*Requirement*: Check every line for the word "JSON" and state how many lines have it. Reply with the number alone.
>>>>
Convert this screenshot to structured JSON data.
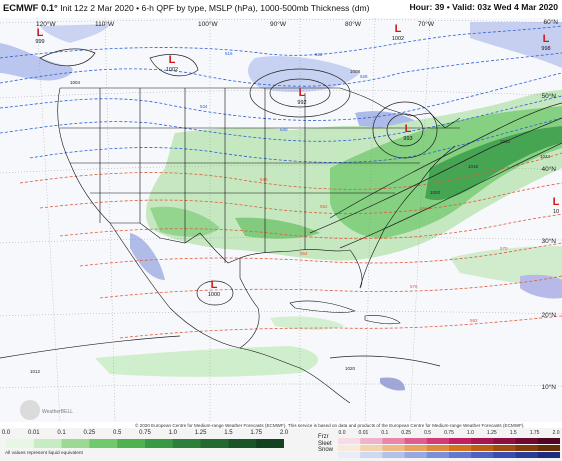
{
  "header": {
    "model": "ECMWF 0.1°",
    "description": "Init 12z 2 Mar 2020 • 6-h QPF by type, MSLP (hPa), 1000-500mb Thickness (dm)",
    "valid": "Hour: 39 • Valid: 03z Wed 4 Mar 2020"
  },
  "map": {
    "lon_labels": [
      "120°W",
      "110°W",
      "100°W",
      "90°W",
      "80°W",
      "70°W"
    ],
    "lat_labels": [
      "60°N",
      "50°N",
      "40°N",
      "30°N",
      "20°N",
      "10°N"
    ],
    "pressure_centers": [
      {
        "letter": "L",
        "value": "999"
      },
      {
        "letter": "L",
        "value": "1002"
      },
      {
        "letter": "L",
        "value": "992"
      },
      {
        "letter": "L",
        "value": "1002"
      },
      {
        "letter": "L",
        "value": "998"
      },
      {
        "letter": "L",
        "value": "993"
      },
      {
        "letter": "L",
        "value": "1000"
      },
      {
        "letter": "L",
        "value": "10"
      }
    ],
    "thickness_labels": [
      "516",
      "522",
      "528",
      "534",
      "540",
      "546",
      "552",
      "558",
      "564",
      "570",
      "576",
      "582"
    ],
    "isobar_labels": [
      "1008",
      "1016",
      "1012",
      "1024",
      "1020",
      "1004",
      "1012",
      "1020"
    ],
    "logo_text": "WeatherBELL",
    "colors": {
      "rain_light": "#b5e3b0",
      "rain_mid": "#66c36b",
      "rain_heavy": "#1f8a3b",
      "snow": "#9fb3e6",
      "snow_heavy": "#5c71c8",
      "isobar": "#222222",
      "thickness_cold": "#2b5fd9",
      "thickness_warm": "#e05a3a",
      "borders": "#111111"
    }
  },
  "credit": "© 2020 European Centre for Medium-range Weather Forecasts (ECMWF). This service is based on data and products of the European Centre for Medium-range Weather Forecasts (ECMWF).",
  "legend": {
    "qpf_ticks": [
      "0.0",
      "0.01",
      "0.1",
      "0.25",
      "0.5",
      "0.75",
      "1.0",
      "1.25",
      "1.5",
      "1.75",
      "2.0"
    ],
    "qpf_colors": [
      "#e8f6e6",
      "#c7ebc2",
      "#9bd994",
      "#72c86d",
      "#4fb24f",
      "#3a9a44",
      "#2d7f3a",
      "#236a31",
      "#1a5527",
      "#12421e"
    ],
    "note": "All values represent liquid equivalent",
    "type_labels": [
      "Frzr",
      "Sleet",
      "Snow"
    ],
    "type_ticks": [
      "0.0",
      "0.01",
      "0.1",
      "0.25",
      "0.5",
      "0.75",
      "1.0",
      "1.25",
      "1.5",
      "1.75",
      "2.0"
    ],
    "frzr_colors": [
      "#f7dbe6",
      "#f0b2c9",
      "#e887aa",
      "#de5f8f",
      "#d33b76",
      "#c21f62",
      "#a8154f",
      "#8b0f3f",
      "#6e0a31",
      "#520624"
    ],
    "sleet_colors": [
      "#f8e9d8",
      "#f3d2ae",
      "#edba85",
      "#e8a15e",
      "#e1893a",
      "#d5721d",
      "#bc5e13",
      "#9f4c0e",
      "#823c0a",
      "#662e07"
    ],
    "snow_colors": [
      "#e9edf9",
      "#cfd8f2",
      "#b2c0ea",
      "#96a7e1",
      "#7b8fd8",
      "#6277ce",
      "#4c61c1",
      "#3a4dae",
      "#2c3b94",
      "#1f2c79"
    ]
  }
}
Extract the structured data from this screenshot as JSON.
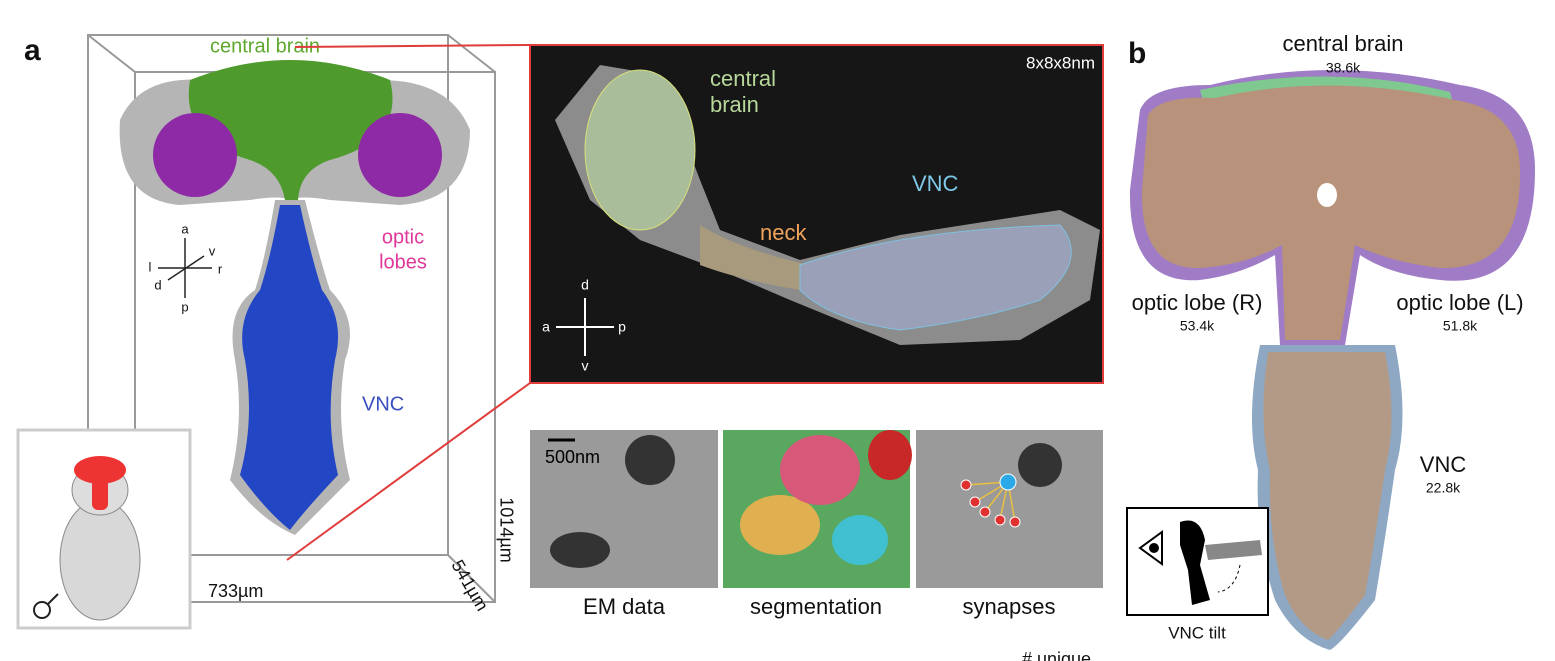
{
  "panel_a": {
    "label": "a",
    "regions": {
      "central_brain": "central brain",
      "optic_lobes": [
        "optic",
        "lobes"
      ],
      "vnc": "VNC"
    },
    "axes": {
      "a": "a",
      "p": "p",
      "l": "l",
      "r": "r",
      "v": "v",
      "d": "d"
    },
    "dimensions": {
      "width": "733µm",
      "depth": "541µm",
      "height": "1014µm"
    },
    "em_section": {
      "resolution": "8x8x8nm",
      "central_brain": [
        "central",
        "brain"
      ],
      "neck": "neck",
      "vnc": "VNC",
      "axes": {
        "d": "d",
        "a": "a",
        "p": "p",
        "v": "v"
      }
    },
    "tiles": {
      "scale_bar": "500nm",
      "captions": [
        "EM data",
        "segmentation",
        "synapses"
      ]
    }
  },
  "panel_b": {
    "label": "b",
    "regions": [
      {
        "name": "central brain",
        "count": "38.6k"
      },
      {
        "name": "optic lobe (R)",
        "count": "53.4k"
      },
      {
        "name": "optic lobe (L)",
        "count": "51.8k"
      },
      {
        "name": "VNC",
        "count": "22.8k"
      }
    ],
    "inset_caption": "VNC tilt"
  },
  "footer_text": "# unique"
}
<<<<
*Output of the exercise*: 2